De pronto y después del funeral, de los trámites y de los pésames uno se encuentra volviendo a lo suyo como si apenas nada hubiera pasado, y las preocupaciones más cotidianas como bolear los zapatos, comprar los huevos para el desayuno, cargar gasolina y recibir a los invitados a la casa nos sustraen del dolor que apenas unos días, unas horas antes copaban nuestra existencia. Y nada en todas esas cosas: ni el olor de la grasa en los zapatos, o la disposición de los estantes en el supermercado, el color de la bomba de la gasolina, o la sonrisa de los invitados parecen haber sido alterados o modificados tras la muerte de nadie. La realidad contradice de un modo constante, frío y permanente nuestro sufrimiento, con su rostro ajeno e indiferente que es capaz de diluírnoslo hasta casi olvidarlo.

Entiendo que sea así como deba de ser y que es gracias a eso que la vida sigue siendo una posibilidad después del dolor. No echo es saco roto ni desestimo la verdad de aquello que leyera hace algunos años sobre el tema, y que hoy vuelve a mí cargado de sentido: “que todo se difumina, que quien hoy no puede conciliar el sueño acaba siempre durmiendo; quien se obsesiona con los recuerdos acaba sustituyéndolos por algún presente que por fin lo alivia o distrae o interesa; quien tiene remordimientos acaba por justificarse y tranquilizar su conciencia”. Y así marcha la vida, quizás por decenios para los vivos a quienes los muertos se convierten en un pasado remoto, una referencia que queda congelada en el tiempo y que corre el riesgo perpetuo de caer en la obsolescencia.

▬▬▬▬▬▬▬▬▬▬

La tarea:
Responde a estas preguntas sobre el texto de lectura y numera cada respuesta como su pregunta.
1. ¿Qué preocupaciones cotidianas menciona el texto?
2. Según la cita, ¿qué acaba haciendo quien hoy no puede conciliar el sueño?
3. ¿En qué se convierten los muertos para los vivos?

▬▬▬▬▬▬▬▬▬▬

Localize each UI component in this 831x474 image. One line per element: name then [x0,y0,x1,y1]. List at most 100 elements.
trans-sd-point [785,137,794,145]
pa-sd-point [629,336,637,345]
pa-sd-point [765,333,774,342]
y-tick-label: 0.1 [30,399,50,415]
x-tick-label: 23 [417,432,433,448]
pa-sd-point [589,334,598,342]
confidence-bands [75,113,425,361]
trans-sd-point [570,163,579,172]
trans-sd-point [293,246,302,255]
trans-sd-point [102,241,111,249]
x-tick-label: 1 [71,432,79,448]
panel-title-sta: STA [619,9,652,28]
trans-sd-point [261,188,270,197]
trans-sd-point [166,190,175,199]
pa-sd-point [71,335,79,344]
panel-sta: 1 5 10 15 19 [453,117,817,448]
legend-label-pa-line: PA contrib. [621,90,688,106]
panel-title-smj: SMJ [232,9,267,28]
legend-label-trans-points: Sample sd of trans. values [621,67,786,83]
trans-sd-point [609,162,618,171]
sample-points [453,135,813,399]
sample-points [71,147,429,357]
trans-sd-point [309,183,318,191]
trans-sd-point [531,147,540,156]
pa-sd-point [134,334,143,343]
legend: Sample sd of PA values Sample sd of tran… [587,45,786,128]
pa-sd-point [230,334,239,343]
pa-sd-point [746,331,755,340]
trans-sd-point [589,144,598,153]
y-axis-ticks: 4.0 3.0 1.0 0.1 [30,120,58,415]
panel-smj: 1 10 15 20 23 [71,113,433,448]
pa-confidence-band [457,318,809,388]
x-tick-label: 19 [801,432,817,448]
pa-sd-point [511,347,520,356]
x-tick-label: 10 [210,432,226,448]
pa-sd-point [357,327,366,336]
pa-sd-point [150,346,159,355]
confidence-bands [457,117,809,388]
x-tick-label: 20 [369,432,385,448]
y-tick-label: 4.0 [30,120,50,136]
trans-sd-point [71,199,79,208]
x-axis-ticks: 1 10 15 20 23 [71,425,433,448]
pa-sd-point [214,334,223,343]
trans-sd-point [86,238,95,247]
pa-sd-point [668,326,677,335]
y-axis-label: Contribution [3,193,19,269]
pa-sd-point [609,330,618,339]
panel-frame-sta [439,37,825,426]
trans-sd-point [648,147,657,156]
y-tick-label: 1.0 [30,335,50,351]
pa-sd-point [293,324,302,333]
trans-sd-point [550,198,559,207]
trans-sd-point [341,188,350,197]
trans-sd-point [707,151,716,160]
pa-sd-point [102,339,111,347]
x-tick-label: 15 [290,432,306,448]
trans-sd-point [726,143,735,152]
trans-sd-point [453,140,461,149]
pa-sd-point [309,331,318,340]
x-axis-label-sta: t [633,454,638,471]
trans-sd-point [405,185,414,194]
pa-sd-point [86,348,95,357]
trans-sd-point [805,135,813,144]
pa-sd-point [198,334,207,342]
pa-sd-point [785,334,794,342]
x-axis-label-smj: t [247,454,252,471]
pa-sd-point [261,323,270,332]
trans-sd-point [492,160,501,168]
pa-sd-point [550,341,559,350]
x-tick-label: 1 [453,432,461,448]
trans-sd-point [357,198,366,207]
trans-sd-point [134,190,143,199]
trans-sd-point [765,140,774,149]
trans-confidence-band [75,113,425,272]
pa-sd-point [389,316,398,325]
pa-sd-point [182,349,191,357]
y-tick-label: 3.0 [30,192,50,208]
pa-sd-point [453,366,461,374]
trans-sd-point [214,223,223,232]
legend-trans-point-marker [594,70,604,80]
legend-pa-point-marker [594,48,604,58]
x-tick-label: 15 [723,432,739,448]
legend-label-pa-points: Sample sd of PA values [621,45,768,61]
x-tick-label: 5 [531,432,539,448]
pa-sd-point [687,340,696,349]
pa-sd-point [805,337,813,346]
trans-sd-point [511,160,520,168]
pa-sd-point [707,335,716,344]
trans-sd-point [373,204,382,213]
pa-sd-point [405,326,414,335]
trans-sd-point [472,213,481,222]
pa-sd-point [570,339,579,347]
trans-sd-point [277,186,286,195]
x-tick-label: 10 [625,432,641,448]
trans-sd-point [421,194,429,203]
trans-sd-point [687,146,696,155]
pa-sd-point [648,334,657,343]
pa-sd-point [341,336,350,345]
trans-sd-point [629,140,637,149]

▬▬▬▬▬▬▬▬▬▬

Resultado del ejercicio:
1. Bolear los zapatos, comprar los huevos para el desayuno, cargar gasolina y recibir a los invitados a la casa.
2. Acaba siempre durmiendo.
3. En un pasado remoto, una referencia que queda congelada en el tiempo y que corre el riesgo perpetuo de caer en la obsolescencia.